**Short task**
Your task is to repeat the lines below exactly, excluding any pictures they contain.

**Data shown**
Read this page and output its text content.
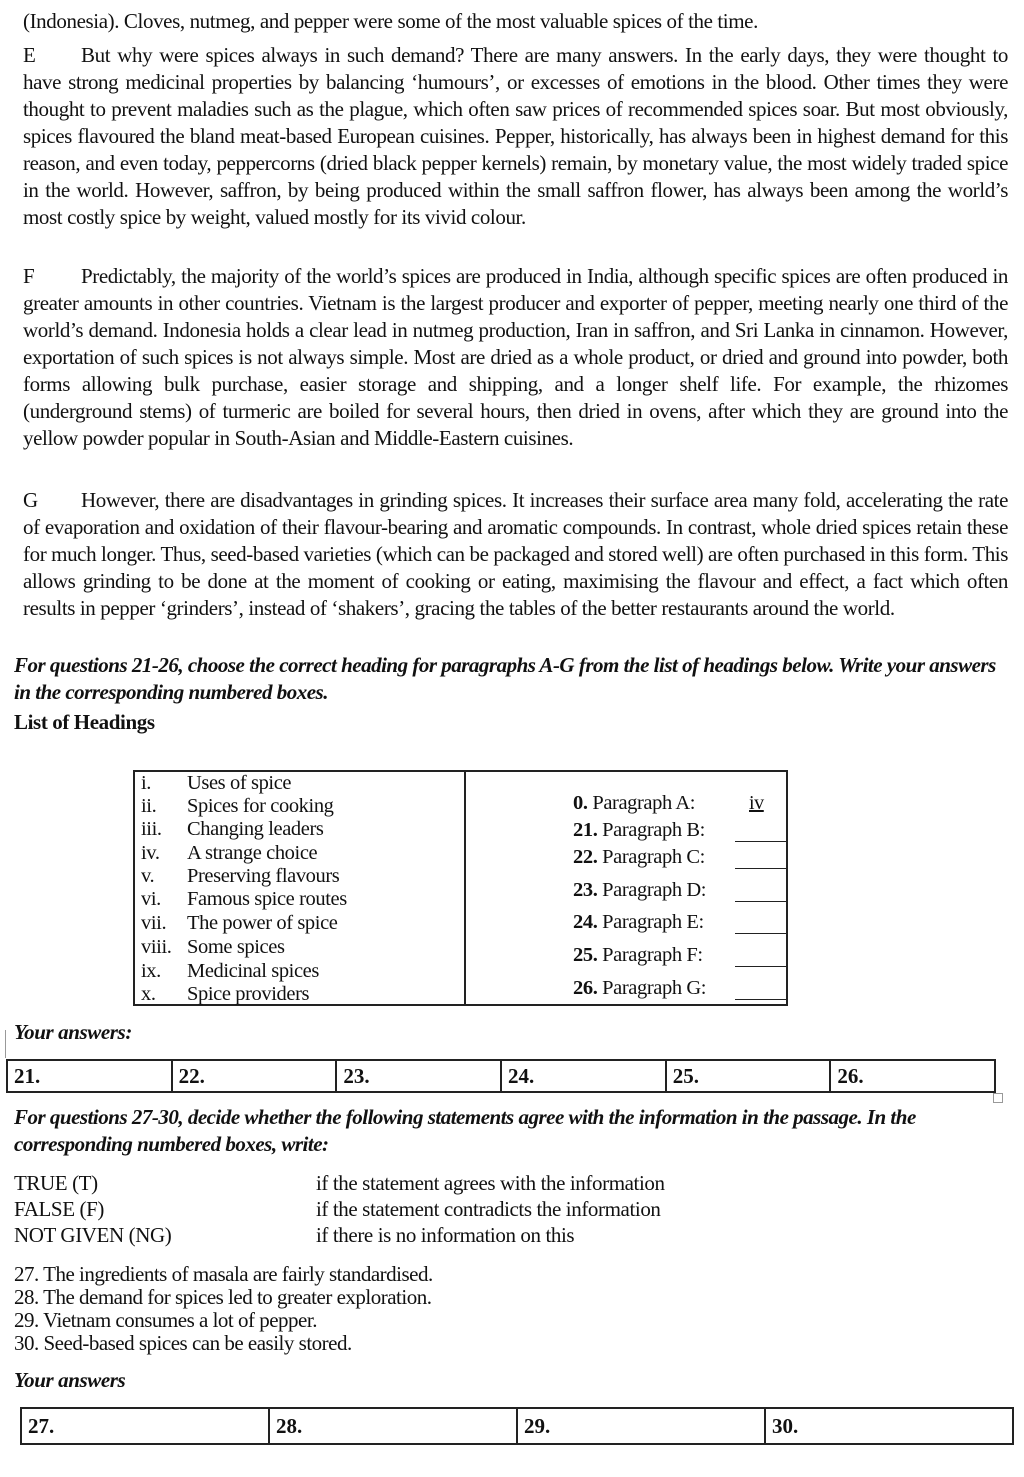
(Indonesia). Cloves, nutmeg, and pepper were some of the most valuable spices of the time.

E But why were spices always in such demand? There are many answers. In the early days, they were thought to have strong medicinal properties by balancing ‘humours’, or excesses of emotions in the blood. Other times they were thought to prevent maladies such as the plague, which often saw prices of recommended spices soar. But most obviously, spices flavoured the bland meat-based European cuisines. Pepper, historically, has always been in highest demand for this reason, and even today, peppercorns (dried black pepper kernels) remain, by monetary value, the most widely traded spice in the world. However, saffron, by being produced within the small saffron flower, has always been among the world’s most costly spice by weight, valued mostly for its vivid colour.

F Predictably, the majority of the world’s spices are produced in India, although specific spices are often produced in greater amounts in other countries. Vietnam is the largest producer and exporter of pepper, meeting nearly one third of the world’s demand. Indonesia holds a clear lead in nutmeg production, Iran in saffron, and Sri Lanka in cinnamon. However, exportation of such spices is not always simple. Most are dried as a whole product, or dried and ground into powder, both forms allowing bulk purchase, easier storage and shipping, and a longer shelf life. For example, the rhizomes (underground stems) of turmeric are boiled for several hours, then dried in ovens, after which they are ground into the yellow powder popular in South-Asian and Middle-Eastern cuisines.

G However, there are disadvantages in grinding spices. It increases their surface area many fold, accelerating the rate of evaporation and oxidation of their flavour-bearing and aromatic compounds. In contrast, whole dried spices retain these for much longer. Thus, seed-based varieties (which can be packaged and stored well) are often purchased in this form. This allows grinding to be done at the moment of cooking or eating, maximising the flavour and effect, a fact which often results in pepper ‘grinders’, instead of ‘shakers’, gracing the tables of the better restaurants around the world.

For questions 21-26, choose the correct heading for paragraphs A-G from the list of headings below. Write your answers in the corresponding numbered boxes.

List of Headings
i.	Uses of spice
ii.	Spices for cooking
iii.	Changing leaders
iv.	A strange choice
v.	Preserving flavours
vi.	Famous spice routes
vii.	The power of spice
viii. Some spices
ix.	Medicinal spices
x.	Spice providers
0. Paragraph A:	iv
21. Paragraph B:
22. Paragraph C:
23. Paragraph D:
24. Paragraph E:
25. Paragraph F:
26. Paragraph G:
Your answers:
21.	22.	23.	24.	25.	26.

For questions 27-30, decide whether the following statements agree with the information in the passage. In the corresponding numbered boxes, write:

TRUE (T)	if the statement agrees with the information
FALSE (F)	if the statement contradicts the information
NOT GIVEN (NG)	if there is no information on this
27. The ingredients of masala are fairly standardised.
28. The demand for spices led to greater exploration.
29. Vietnam consumes a lot of pepper.
30. Seed-based spices can be easily stored.
Your answers
27.	28.	29.	30.
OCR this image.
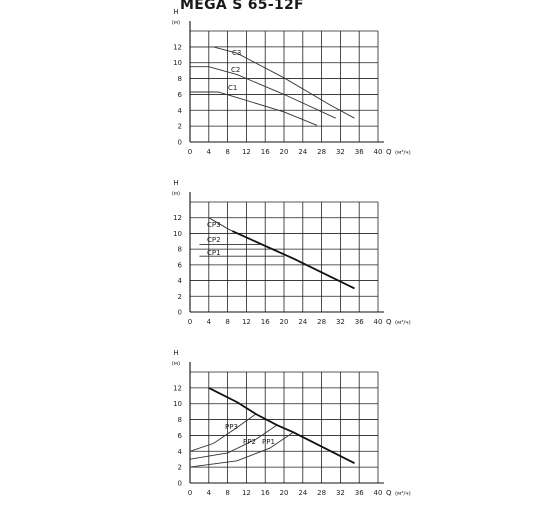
MEGA S 65-12F
0
2
4
6
8
10
12
0 4 8 12 16 20 24 28 32 36 40
H
(м)
Q (м³/ч)
C3
C2
C1
0
2
4
6
8
10
12
0 4 8 12 16 20 24 28 32 36 40
H
(м)
Q (м³/ч)
CP3
CP2
CP1
0
2
4
6
8
10
12
0 4 8 12 16 20 24 28 32 36 40
H
(м)
Q (м³/ч)
PP3
PP2 PP1
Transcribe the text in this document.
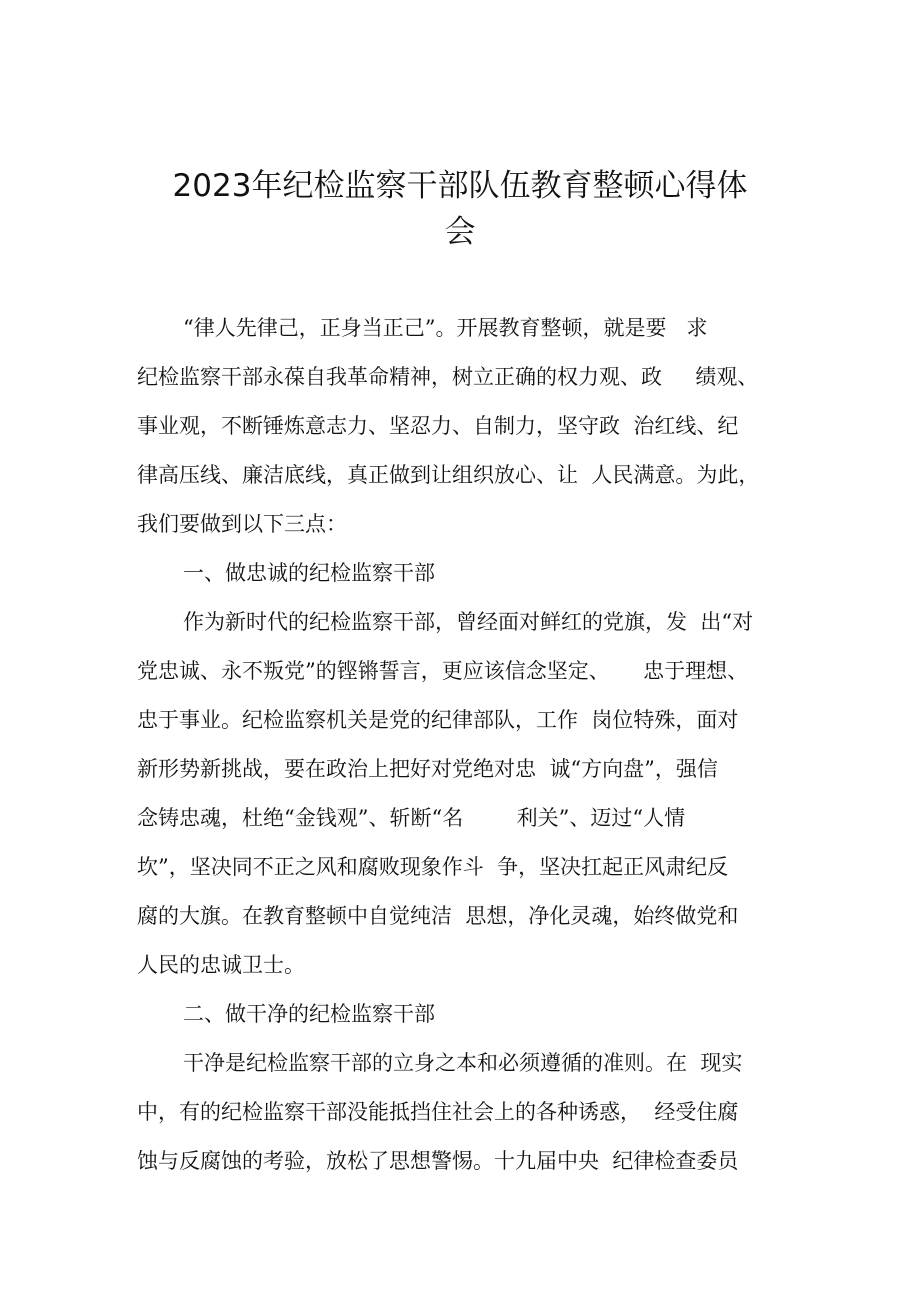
2023年纪检监察干部队伍教育整顿心得体
会

“律人先律己，正身当正己”。开展教育整顿，就是要   求

纪检监察干部永葆自我革命精神，树立正确的权力观、政     绩观、

事业观，不断锤炼意志力、坚忍力、自制力，坚守政  治红线、纪

律高压线、廉洁底线，真正做到让组织放心、让  人民满意。为此，

我们要做到以下三点：

一、做忠诚的纪检监察干部

作为新时代的纪检监察干部，曾经面对鲜红的党旗，发  出“对

党忠诚、永不叛党”的铿锵誓言，更应该信念坚定、     忠于理想、

忠于事业。纪检监察机关是党的纪律部队，工作  岗位特殊，面对

新形势新挑战，要在政治上把好对党绝对忠  诚“方向盘”，强信

念铸忠魂，杜绝“金钱观”、斩断“名        利关”、迈过“人情

坎”，坚决同不正之风和腐败现象作斗  争，坚决扛起正风肃纪反

腐的大旗。在教育整顿中自觉纯洁  思想，净化灵魂，始终做党和

人民的忠诚卫士。

二、做干净的纪检监察干部

干净是纪检监察干部的立身之本和必须遵循的准则。在  现实

中，有的纪检监察干部没能抵挡住社会上的各种诱惑，  经受住腐

蚀与反腐蚀的考验，放松了思想警惕。十九届中央  纪律检查委员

**Full response**
Read this page and output its text content.
(Indonesia). Cloves, nutmeg, and pepper were some of the most valuable spices of the time.

E But why were spices always in such demand? There are many answers. In the early days, they were thought to have strong medicinal properties by balancing ‘humours’, or excesses of emotions in the blood. Other times they were thought to prevent maladies such as the plague, which often saw prices of recommended spices soar. But most obviously, spices flavoured the bland meat-based European cuisines. Pepper, historically, has always been in highest demand for this reason, and even today, peppercorns (dried black pepper kernels) remain, by monetary value, the most widely traded spice in the world. However, saffron, by being produced within the small saffron flower, has always been among the world’s most costly spice by weight, valued mostly for its vivid colour.

F Predictably, the majority of the world’s spices are produced in India, although specific spices are often produced in greater amounts in other countries. Vietnam is the largest producer and exporter of pepper, meeting nearly one third of the world’s demand. Indonesia holds a clear lead in nutmeg production, Iran in saffron, and Sri Lanka in cinnamon. However, exportation of such spices is not always simple. Most are dried as a whole product, or dried and ground into powder, both forms allowing bulk purchase, easier storage and shipping, and a longer shelf life. For example, the rhizomes (underground stems) of turmeric are boiled for several hours, then dried in ovens, after which they are ground into the yellow powder popular in South-Asian and Middle-Eastern cuisines.

G However, there are disadvantages in grinding spices. It increases their surface area many fold, accelerating the rate of evaporation and oxidation of their flavour-bearing and aromatic compounds. In contrast, whole dried spices retain these for much longer. Thus, seed-based varieties (which can be packaged and stored well) are often purchased in this form. This allows grinding to be done at the moment of cooking or eating, maximising the flavour and effect, a fact which often results in pepper ‘grinders’, instead of ‘shakers’, gracing the tables of the better restaurants around the world.

For questions 21-26, choose the correct heading for paragraphs A-G from the list of headings below. Write your answers in the corresponding numbered boxes.

List of Headings
i.	Uses of spice
ii.	Spices for cooking
iii.	Changing leaders
iv.	A strange choice
v.	Preserving flavours
vi.	Famous spice routes
vii.	The power of spice
viii. Some spices
ix.	Medicinal spices
x.	Spice providers
0. Paragraph A:	iv
21. Paragraph B:
22. Paragraph C:
23. Paragraph D:
24. Paragraph E:
25. Paragraph F:
26. Paragraph G:
Your answers:
21.	22.	23.	24.	25.	26.

For questions 27-30, decide whether the following statements agree with the information in the passage. In the corresponding numbered boxes, write:

TRUE (T)	if the statement agrees with the information
FALSE (F)	if the statement contradicts the information
NOT GIVEN (NG)	if there is no information on this
27. The ingredients of masala are fairly standardised.
28. The demand for spices led to greater exploration.
29. Vietnam consumes a lot of pepper.
30. Seed-based spices can be easily stored.
Your answers
27.	28.	29.	30.
OCR this image.
MEGA S 65-12F
0
2
4
6
8
10
12
0 4 8 12 16 20 24 28 32 36 40
H
(м)
Q (м³/ч)
C3
C2
C1
0
2
4
6
8
10
12
0 4 8 12 16 20 24 28 32 36 40
H
(м)
Q (м³/ч)
CP3
CP2
CP1
0
2
4
6
8
10
12
0 4 8 12 16 20 24 28 32 36 40
H
(м)
Q (м³/ч)
PP3
PP2 PP1
Transcribe the text in this document.
2023年纪检监察干部队伍教育整顿心得体
会

“律人先律己，正身当正己”。开展教育整顿，就是要   求

纪检监察干部永葆自我革命精神，树立正确的权力观、政     绩观、

事业观，不断锤炼意志力、坚忍力、自制力，坚守政  治红线、纪

律高压线、廉洁底线，真正做到让组织放心、让  人民满意。为此，

我们要做到以下三点：

一、做忠诚的纪检监察干部

作为新时代的纪检监察干部，曾经面对鲜红的党旗，发  出“对

党忠诚、永不叛党”的铿锵誓言，更应该信念坚定、     忠于理想、

忠于事业。纪检监察机关是党的纪律部队，工作  岗位特殊，面对

新形势新挑战，要在政治上把好对党绝对忠  诚“方向盘”，强信

念铸忠魂，杜绝“金钱观”、斩断“名        利关”、迈过“人情

坎”，坚决同不正之风和腐败现象作斗  争，坚决扛起正风肃纪反

腐的大旗。在教育整顿中自觉纯洁  思想，净化灵魂，始终做党和

人民的忠诚卫士。

二、做干净的纪检监察干部

干净是纪检监察干部的立身之本和必须遵循的准则。在  现实

中，有的纪检监察干部没能抵挡住社会上的各种诱惑，  经受住腐

蚀与反腐蚀的考验，放松了思想警惕。十九届中央  纪律检查委员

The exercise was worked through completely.